Direction
Copy out each line containing "likes" from the entries below.
--- START Supplied data ---
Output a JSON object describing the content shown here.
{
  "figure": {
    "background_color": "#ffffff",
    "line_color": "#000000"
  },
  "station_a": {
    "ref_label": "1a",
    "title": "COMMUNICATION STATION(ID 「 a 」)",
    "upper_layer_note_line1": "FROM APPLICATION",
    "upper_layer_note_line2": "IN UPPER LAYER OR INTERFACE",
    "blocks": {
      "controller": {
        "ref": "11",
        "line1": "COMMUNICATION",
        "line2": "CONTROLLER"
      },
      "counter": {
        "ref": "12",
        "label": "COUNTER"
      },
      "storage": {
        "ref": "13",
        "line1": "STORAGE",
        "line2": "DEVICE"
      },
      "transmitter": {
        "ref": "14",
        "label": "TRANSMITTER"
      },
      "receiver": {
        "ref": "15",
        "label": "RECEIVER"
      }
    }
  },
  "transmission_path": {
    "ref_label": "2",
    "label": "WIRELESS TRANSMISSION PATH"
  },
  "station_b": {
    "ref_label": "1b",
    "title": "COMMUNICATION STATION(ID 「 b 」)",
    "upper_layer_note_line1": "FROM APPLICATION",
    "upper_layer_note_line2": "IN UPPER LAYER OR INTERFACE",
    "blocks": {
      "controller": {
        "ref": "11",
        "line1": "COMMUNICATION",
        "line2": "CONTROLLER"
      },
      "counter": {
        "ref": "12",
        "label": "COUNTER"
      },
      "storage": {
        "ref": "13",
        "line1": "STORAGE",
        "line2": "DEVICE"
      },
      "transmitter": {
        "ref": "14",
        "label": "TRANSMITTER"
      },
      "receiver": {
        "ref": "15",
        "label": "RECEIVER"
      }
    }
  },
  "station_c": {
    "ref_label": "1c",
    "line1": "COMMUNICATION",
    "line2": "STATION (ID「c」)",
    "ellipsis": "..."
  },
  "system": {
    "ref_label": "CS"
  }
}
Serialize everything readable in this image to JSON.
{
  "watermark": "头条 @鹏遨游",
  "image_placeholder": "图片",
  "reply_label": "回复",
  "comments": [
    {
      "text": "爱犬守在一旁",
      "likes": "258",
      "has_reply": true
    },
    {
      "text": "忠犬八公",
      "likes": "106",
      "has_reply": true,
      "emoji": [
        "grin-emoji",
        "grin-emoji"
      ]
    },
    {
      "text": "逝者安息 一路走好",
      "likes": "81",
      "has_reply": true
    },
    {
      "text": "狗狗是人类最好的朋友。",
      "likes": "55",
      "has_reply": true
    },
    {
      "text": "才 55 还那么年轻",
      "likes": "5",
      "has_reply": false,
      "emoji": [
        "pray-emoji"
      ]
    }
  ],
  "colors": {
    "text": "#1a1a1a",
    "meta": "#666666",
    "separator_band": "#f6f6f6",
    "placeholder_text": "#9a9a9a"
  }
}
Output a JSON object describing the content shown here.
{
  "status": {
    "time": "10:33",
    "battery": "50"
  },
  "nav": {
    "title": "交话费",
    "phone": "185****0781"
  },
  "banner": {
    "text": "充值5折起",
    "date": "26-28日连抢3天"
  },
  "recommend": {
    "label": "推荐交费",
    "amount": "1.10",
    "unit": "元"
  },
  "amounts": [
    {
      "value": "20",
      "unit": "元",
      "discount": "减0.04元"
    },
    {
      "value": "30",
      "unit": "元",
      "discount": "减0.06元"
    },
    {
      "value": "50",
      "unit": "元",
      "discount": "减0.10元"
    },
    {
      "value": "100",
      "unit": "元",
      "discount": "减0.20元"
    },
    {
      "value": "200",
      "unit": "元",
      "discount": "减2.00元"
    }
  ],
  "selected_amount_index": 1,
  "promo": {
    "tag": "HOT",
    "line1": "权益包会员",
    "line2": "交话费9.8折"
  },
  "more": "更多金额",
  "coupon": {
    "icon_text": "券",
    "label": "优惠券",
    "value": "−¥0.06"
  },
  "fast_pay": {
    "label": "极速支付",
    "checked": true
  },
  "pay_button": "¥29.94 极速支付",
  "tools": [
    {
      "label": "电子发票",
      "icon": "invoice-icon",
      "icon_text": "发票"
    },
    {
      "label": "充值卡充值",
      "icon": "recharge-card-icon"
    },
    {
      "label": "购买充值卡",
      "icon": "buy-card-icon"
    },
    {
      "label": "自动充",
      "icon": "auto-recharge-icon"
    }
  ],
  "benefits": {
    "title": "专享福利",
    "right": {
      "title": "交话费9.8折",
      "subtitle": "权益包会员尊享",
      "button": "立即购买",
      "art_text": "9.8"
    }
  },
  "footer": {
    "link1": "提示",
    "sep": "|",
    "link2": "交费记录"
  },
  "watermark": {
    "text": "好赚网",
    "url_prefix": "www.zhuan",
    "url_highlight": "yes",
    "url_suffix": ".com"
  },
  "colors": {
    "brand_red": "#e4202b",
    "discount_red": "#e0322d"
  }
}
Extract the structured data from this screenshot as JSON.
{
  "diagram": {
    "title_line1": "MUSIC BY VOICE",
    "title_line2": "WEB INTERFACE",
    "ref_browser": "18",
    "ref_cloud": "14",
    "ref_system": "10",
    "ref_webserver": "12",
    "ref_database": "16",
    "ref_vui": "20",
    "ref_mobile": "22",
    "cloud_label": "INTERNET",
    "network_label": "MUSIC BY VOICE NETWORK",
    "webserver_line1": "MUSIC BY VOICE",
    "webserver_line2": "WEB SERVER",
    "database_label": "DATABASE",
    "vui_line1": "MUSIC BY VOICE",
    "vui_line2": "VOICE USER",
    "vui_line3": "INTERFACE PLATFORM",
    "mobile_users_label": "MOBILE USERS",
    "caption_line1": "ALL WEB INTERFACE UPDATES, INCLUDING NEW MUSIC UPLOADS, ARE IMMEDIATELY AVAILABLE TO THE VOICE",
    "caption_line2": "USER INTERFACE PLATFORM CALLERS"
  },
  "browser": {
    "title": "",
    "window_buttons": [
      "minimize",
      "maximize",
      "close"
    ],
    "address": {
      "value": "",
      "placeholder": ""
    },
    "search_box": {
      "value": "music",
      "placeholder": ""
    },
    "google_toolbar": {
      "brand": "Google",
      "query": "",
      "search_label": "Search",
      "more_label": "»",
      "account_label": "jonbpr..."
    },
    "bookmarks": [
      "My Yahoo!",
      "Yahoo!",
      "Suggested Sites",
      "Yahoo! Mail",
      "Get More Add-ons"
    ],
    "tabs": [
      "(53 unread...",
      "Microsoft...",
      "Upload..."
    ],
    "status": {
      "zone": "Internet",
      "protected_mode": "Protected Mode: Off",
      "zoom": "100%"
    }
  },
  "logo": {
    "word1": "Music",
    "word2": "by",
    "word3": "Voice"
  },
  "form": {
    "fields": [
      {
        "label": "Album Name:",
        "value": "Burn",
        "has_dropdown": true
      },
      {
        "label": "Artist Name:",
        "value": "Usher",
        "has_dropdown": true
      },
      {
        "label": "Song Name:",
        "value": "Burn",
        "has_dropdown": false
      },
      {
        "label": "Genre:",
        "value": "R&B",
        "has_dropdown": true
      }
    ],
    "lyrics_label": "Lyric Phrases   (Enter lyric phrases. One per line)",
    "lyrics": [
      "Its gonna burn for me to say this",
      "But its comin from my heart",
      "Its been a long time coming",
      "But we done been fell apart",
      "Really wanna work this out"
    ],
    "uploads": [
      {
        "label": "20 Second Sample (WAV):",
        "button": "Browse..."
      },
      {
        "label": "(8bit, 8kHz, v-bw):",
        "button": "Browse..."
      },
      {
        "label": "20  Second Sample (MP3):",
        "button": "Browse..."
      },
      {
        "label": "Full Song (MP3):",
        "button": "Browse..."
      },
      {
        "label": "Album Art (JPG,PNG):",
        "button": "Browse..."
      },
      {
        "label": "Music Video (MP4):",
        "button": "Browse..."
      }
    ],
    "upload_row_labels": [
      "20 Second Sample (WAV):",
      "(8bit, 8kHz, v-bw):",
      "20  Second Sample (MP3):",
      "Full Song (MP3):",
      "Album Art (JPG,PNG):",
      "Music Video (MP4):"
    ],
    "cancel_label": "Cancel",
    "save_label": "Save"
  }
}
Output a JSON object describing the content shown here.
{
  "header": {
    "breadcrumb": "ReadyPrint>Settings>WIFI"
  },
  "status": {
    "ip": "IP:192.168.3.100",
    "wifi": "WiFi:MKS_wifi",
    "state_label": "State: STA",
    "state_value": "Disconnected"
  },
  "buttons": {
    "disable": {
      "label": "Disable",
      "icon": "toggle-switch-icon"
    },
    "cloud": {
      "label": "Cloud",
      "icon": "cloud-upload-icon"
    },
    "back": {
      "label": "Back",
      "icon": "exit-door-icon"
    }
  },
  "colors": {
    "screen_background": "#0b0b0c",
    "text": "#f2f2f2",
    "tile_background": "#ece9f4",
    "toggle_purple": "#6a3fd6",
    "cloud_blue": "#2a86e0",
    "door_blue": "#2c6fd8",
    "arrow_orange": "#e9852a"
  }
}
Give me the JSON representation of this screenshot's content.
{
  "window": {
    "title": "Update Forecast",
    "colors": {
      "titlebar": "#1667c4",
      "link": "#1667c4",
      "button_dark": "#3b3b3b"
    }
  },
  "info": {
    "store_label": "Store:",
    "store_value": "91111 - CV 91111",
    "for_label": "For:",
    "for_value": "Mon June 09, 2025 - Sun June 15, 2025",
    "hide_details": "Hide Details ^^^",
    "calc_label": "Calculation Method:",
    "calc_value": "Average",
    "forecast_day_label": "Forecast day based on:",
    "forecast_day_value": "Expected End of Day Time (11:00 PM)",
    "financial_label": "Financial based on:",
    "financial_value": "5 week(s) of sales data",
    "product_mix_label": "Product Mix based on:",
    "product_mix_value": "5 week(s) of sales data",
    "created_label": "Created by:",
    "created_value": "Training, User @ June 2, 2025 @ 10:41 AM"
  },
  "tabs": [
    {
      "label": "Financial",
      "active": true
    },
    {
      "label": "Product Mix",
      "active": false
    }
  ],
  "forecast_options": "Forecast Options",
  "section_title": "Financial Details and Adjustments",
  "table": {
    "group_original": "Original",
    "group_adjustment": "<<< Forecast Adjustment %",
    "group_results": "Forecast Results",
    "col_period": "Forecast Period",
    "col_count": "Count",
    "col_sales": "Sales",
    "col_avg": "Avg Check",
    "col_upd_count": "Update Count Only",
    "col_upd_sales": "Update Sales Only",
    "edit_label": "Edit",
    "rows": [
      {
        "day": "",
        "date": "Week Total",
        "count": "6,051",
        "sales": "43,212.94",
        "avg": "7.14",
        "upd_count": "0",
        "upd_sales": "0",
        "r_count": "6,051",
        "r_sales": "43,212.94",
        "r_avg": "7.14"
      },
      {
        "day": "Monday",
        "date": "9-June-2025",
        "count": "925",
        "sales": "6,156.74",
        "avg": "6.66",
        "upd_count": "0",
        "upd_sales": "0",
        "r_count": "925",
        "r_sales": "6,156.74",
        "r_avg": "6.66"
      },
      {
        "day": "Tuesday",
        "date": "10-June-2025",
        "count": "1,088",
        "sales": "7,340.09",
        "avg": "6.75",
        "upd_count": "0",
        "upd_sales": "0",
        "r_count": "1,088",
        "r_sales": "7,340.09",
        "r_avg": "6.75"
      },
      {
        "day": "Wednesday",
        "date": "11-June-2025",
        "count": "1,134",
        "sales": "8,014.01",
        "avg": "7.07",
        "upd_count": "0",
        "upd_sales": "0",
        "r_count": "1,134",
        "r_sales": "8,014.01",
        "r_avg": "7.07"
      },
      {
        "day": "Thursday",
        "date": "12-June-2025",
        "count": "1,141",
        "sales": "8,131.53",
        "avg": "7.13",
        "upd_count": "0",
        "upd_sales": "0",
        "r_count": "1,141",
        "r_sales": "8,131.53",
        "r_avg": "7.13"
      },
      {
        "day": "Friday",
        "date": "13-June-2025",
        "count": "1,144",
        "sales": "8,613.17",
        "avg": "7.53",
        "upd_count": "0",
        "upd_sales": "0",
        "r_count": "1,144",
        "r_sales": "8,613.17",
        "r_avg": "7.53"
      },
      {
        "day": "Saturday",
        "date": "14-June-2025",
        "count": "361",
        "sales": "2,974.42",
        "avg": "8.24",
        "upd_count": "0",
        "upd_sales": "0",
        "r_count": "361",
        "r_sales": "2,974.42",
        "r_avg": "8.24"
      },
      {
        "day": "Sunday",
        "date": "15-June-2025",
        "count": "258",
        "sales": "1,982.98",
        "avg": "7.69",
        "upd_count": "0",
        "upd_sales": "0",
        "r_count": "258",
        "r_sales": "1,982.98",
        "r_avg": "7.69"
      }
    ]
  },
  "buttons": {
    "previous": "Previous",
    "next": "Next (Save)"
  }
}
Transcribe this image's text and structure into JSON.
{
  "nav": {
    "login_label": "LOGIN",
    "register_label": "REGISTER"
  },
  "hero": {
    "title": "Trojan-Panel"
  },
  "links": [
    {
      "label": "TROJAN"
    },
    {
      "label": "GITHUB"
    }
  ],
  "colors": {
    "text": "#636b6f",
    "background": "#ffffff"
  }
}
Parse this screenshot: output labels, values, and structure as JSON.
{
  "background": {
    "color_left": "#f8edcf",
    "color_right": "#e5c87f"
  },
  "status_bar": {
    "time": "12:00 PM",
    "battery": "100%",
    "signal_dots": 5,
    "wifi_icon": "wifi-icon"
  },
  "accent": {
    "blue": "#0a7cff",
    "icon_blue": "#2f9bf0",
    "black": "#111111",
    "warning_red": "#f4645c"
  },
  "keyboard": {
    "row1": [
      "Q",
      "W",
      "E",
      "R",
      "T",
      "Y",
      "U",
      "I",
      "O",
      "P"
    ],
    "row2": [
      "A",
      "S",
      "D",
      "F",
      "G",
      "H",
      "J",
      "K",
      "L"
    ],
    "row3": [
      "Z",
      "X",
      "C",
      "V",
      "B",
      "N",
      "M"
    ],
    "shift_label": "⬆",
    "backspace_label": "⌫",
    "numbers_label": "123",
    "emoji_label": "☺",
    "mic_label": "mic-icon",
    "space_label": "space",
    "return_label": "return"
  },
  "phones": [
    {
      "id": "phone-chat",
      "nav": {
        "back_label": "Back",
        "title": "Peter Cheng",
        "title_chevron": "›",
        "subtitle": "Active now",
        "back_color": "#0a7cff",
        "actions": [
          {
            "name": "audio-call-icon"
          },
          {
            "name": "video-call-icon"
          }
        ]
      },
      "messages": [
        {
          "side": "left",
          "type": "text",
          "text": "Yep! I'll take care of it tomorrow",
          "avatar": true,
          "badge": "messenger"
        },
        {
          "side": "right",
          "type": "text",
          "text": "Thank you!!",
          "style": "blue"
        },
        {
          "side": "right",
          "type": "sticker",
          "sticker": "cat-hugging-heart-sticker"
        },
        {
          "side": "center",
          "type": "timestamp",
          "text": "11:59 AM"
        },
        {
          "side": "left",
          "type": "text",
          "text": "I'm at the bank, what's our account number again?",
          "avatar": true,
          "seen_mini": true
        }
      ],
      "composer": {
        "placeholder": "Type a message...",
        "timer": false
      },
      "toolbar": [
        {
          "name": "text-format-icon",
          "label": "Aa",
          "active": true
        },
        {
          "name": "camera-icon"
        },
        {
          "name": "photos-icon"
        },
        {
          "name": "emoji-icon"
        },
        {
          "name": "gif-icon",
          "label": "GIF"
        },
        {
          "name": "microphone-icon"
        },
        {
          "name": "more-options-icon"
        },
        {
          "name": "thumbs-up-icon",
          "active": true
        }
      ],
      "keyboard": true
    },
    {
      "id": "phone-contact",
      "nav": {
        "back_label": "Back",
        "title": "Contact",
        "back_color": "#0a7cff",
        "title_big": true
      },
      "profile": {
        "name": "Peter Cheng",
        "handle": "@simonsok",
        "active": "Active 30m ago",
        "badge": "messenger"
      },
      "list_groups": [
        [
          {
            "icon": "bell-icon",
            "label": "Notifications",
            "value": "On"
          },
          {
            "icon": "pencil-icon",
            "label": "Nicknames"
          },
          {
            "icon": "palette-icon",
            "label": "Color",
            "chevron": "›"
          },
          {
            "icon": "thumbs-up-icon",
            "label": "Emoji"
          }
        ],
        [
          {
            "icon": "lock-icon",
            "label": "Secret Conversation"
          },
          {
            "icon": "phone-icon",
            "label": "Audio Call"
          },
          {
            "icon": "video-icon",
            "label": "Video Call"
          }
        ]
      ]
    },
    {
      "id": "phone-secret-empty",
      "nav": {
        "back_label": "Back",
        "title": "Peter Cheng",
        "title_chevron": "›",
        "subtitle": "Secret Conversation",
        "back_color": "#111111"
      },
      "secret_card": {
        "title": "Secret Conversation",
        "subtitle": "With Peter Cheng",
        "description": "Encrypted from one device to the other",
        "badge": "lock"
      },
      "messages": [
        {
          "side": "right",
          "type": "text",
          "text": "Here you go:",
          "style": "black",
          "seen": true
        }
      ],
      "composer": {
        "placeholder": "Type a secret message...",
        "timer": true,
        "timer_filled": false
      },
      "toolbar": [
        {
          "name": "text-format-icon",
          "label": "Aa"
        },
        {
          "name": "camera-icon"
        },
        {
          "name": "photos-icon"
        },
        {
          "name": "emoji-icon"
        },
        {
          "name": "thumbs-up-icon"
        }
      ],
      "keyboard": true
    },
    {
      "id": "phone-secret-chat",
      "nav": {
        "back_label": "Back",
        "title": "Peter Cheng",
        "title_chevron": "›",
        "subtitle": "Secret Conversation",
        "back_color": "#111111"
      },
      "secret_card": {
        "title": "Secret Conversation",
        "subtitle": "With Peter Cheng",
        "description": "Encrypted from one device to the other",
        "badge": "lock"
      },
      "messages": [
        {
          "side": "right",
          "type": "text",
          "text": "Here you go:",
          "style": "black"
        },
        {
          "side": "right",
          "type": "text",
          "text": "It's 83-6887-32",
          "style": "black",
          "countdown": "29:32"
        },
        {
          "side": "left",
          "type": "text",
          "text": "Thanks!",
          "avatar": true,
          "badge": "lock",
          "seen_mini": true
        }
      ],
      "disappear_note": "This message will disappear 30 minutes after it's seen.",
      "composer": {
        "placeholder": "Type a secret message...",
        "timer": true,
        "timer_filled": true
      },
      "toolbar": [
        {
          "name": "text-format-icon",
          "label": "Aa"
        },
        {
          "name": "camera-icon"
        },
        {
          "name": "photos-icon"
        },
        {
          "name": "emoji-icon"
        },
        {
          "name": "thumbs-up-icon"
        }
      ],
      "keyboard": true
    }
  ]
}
--- END Supplied data ---
Output
      "likes": "258",
      "likes": "106",
      "likes": "81",
      "likes": "55",
      "likes": "5",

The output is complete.